Dataset records on visual material:
#####
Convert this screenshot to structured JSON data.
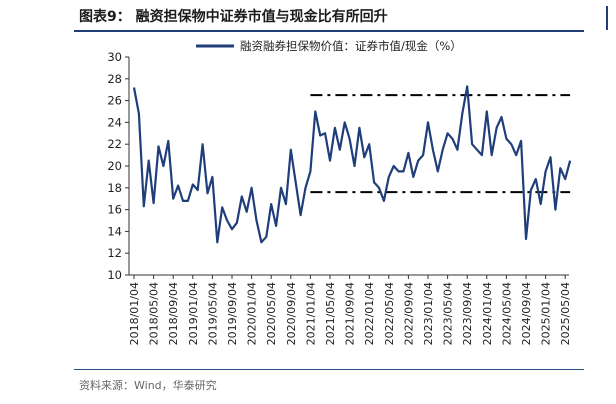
{
  "header": {
    "title": "图表9：  融资担保物中证券市值与现金比有所回升"
  },
  "footer": {
    "source": "资料来源：Wind，华泰研究"
  },
  "colors": {
    "series": "#1f3e7a",
    "rule": "#1f3e7a",
    "reference": "#000000"
  },
  "chart_data": {
    "type": "line",
    "title": "",
    "xlabel": "",
    "ylabel": "",
    "ylim": [
      10,
      30
    ],
    "yticks": [
      10,
      12,
      14,
      16,
      18,
      20,
      22,
      24,
      26,
      28,
      30
    ],
    "grid": false,
    "legend": "top",
    "x_tick_labels": [
      "2018/01/04",
      "2018/05/04",
      "2018/09/04",
      "2019/01/04",
      "2019/05/04",
      "2019/09/04",
      "2020/01/04",
      "2020/05/04",
      "2020/09/04",
      "2021/01/04",
      "2021/05/04",
      "2021/09/04",
      "2022/01/04",
      "2022/05/04",
      "2022/09/04",
      "2023/01/04",
      "2023/05/04",
      "2023/09/04",
      "2024/01/04",
      "2024/05/04",
      "2024/09/04",
      "2025/01/04",
      "2025/05/04"
    ],
    "series": [
      {
        "name": "融资融券担保物价值：证券市值/现金（%）",
        "x": [
          "2018/01",
          "2018/02",
          "2018/03",
          "2018/04",
          "2018/05",
          "2018/06",
          "2018/07",
          "2018/08",
          "2018/09",
          "2018/10",
          "2018/11",
          "2018/12",
          "2019/01",
          "2019/02",
          "2019/03",
          "2019/04",
          "2019/05",
          "2019/06",
          "2019/07",
          "2019/08",
          "2019/09",
          "2019/10",
          "2019/11",
          "2019/12",
          "2020/01",
          "2020/02",
          "2020/03",
          "2020/04",
          "2020/05",
          "2020/06",
          "2020/07",
          "2020/08",
          "2020/09",
          "2020/10",
          "2020/11",
          "2020/12",
          "2021/01",
          "2021/02",
          "2021/03",
          "2021/04",
          "2021/05",
          "2021/06",
          "2021/07",
          "2021/08",
          "2021/09",
          "2021/10",
          "2021/11",
          "2021/12",
          "2022/01",
          "2022/02",
          "2022/03",
          "2022/04",
          "2022/05",
          "2022/06",
          "2022/07",
          "2022/08",
          "2022/09",
          "2022/10",
          "2022/11",
          "2022/12",
          "2023/01",
          "2023/02",
          "2023/03",
          "2023/04",
          "2023/05",
          "2023/06",
          "2023/07",
          "2023/08",
          "2023/09",
          "2023/10",
          "2023/11",
          "2023/12",
          "2024/01",
          "2024/02",
          "2024/03",
          "2024/04",
          "2024/05",
          "2024/06",
          "2024/07",
          "2024/08",
          "2024/09",
          "2024/10",
          "2024/11",
          "2024/12",
          "2025/01",
          "2025/02",
          "2025/03",
          "2025/04",
          "2025/05",
          "2025/06"
        ],
        "values": [
          27.2,
          24.8,
          16.3,
          20.5,
          16.6,
          21.8,
          20.0,
          22.3,
          17.0,
          18.2,
          16.8,
          16.8,
          18.3,
          17.8,
          22.0,
          17.5,
          19.0,
          13.0,
          16.2,
          15.0,
          14.2,
          14.8,
          17.2,
          15.8,
          18.0,
          15.0,
          13.0,
          13.5,
          16.5,
          14.5,
          18.0,
          16.5,
          21.5,
          18.5,
          15.5,
          18.0,
          19.5,
          25.0,
          22.8,
          23.0,
          20.5,
          23.5,
          21.5,
          24.0,
          22.5,
          20.0,
          23.5,
          20.8,
          22.0,
          18.5,
          18.0,
          16.8,
          19.0,
          20.0,
          19.5,
          19.5,
          21.2,
          19.0,
          20.5,
          21.0,
          24.0,
          21.5,
          19.5,
          21.5,
          23.0,
          22.5,
          21.5,
          24.8,
          27.3,
          22.0,
          21.5,
          21.0,
          25.0,
          21.0,
          23.5,
          24.5,
          22.5,
          22.0,
          21.0,
          22.3,
          13.3,
          17.8,
          18.8,
          16.5,
          19.5,
          20.8,
          16.0,
          19.8,
          18.8,
          20.5
        ]
      }
    ],
    "reference_lines": [
      {
        "value": 26.5,
        "from": "2021/01",
        "to": "2025/06",
        "style": "dash-dot"
      },
      {
        "value": 17.6,
        "from": "2021/01",
        "to": "2025/06",
        "style": "dash-dot"
      }
    ]
  }
}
#####
* **Task directions**: Copy, from the material, each line that holds the string "title".

* **Solution for this problem**:
    "title": "图表9：  融资担保物中证券市值与现金比有所回升"
    "title": "",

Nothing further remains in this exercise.